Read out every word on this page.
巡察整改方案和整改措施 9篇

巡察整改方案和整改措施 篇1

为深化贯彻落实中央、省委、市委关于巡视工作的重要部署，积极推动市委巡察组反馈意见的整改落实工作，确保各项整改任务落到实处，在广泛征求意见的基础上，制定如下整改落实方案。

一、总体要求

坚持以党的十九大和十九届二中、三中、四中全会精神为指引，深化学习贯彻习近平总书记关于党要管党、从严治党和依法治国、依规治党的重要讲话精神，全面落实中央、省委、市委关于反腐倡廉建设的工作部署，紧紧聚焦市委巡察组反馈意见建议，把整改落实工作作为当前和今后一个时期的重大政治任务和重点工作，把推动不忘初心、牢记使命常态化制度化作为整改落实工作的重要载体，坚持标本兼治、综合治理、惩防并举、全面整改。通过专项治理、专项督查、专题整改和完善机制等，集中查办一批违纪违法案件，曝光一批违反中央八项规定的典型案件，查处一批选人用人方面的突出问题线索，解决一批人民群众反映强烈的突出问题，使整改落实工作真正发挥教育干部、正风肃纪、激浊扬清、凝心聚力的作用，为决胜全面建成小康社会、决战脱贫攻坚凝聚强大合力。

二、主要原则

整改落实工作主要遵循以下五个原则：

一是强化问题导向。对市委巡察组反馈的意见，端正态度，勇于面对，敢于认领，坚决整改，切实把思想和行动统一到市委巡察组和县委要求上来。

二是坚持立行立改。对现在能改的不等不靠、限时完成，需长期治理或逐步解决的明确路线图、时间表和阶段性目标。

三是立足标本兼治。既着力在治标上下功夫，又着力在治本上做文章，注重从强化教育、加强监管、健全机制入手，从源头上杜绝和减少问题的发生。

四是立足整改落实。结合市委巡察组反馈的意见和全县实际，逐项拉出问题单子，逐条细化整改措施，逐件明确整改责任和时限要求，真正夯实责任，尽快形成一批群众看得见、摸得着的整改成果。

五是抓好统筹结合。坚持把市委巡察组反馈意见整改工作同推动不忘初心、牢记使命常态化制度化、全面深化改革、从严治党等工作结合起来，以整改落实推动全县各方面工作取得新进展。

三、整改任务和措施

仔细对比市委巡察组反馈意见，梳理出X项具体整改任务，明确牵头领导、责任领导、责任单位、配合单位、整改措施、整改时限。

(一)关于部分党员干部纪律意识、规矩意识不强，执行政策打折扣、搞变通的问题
• • • • • • •
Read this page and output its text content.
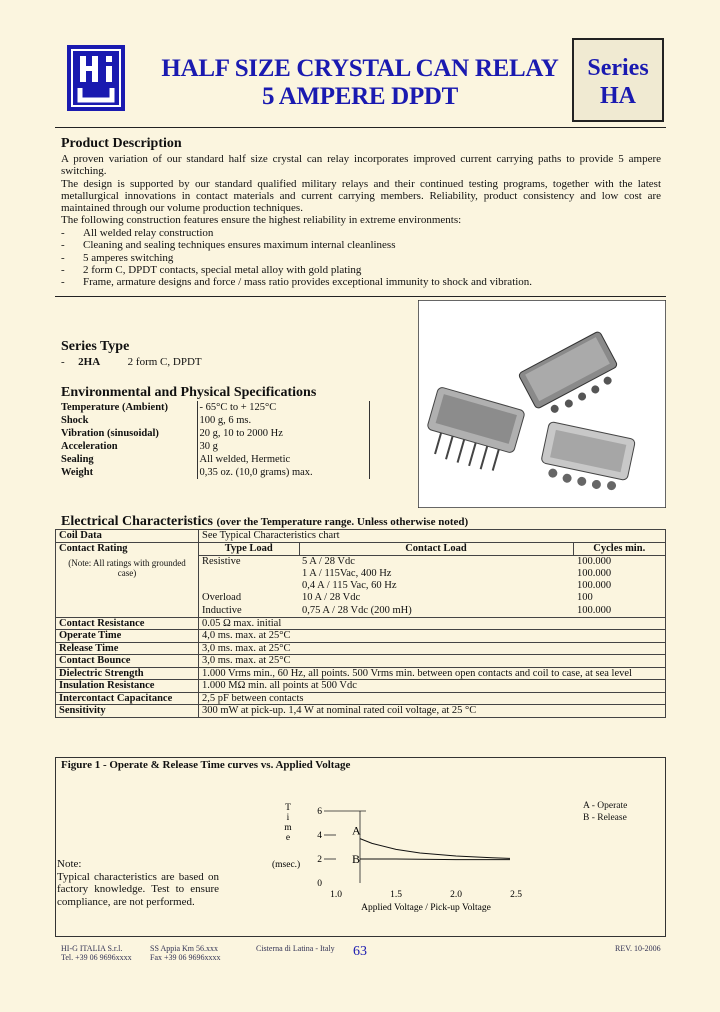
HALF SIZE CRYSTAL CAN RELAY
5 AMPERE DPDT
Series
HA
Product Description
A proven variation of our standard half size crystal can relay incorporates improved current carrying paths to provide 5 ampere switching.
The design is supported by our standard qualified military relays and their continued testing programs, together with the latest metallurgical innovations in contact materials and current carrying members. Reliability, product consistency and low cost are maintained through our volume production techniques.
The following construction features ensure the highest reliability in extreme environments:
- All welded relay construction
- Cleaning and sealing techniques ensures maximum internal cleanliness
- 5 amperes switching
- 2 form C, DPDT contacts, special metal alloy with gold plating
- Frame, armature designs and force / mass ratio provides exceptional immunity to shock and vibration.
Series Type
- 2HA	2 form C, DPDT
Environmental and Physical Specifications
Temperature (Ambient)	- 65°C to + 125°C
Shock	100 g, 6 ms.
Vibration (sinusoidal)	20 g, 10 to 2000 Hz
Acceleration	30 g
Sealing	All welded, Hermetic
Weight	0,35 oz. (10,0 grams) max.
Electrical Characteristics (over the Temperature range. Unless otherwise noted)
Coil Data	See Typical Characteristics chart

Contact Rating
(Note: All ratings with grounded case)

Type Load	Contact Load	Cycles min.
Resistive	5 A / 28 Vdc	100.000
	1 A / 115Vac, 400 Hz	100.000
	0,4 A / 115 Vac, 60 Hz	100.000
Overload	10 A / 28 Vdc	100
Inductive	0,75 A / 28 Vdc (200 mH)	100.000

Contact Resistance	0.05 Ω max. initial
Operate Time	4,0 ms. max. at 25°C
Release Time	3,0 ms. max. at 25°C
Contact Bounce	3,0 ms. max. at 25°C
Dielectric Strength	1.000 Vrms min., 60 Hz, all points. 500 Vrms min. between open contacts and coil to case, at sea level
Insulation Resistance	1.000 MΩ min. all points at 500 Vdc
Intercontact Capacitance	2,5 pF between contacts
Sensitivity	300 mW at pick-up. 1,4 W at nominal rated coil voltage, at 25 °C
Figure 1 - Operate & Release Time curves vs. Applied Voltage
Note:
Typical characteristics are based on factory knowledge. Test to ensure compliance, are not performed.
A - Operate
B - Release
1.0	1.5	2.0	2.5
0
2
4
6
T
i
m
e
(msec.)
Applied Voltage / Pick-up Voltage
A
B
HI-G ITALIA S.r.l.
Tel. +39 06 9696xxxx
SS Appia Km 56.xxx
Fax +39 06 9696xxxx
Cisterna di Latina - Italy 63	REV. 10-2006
• • • • • • •
#### AIM OF THE EXERCISE:
Go over the entries above and say how many lines hold the string "techniques", with no other text.

#### ANSWER BELOW:
2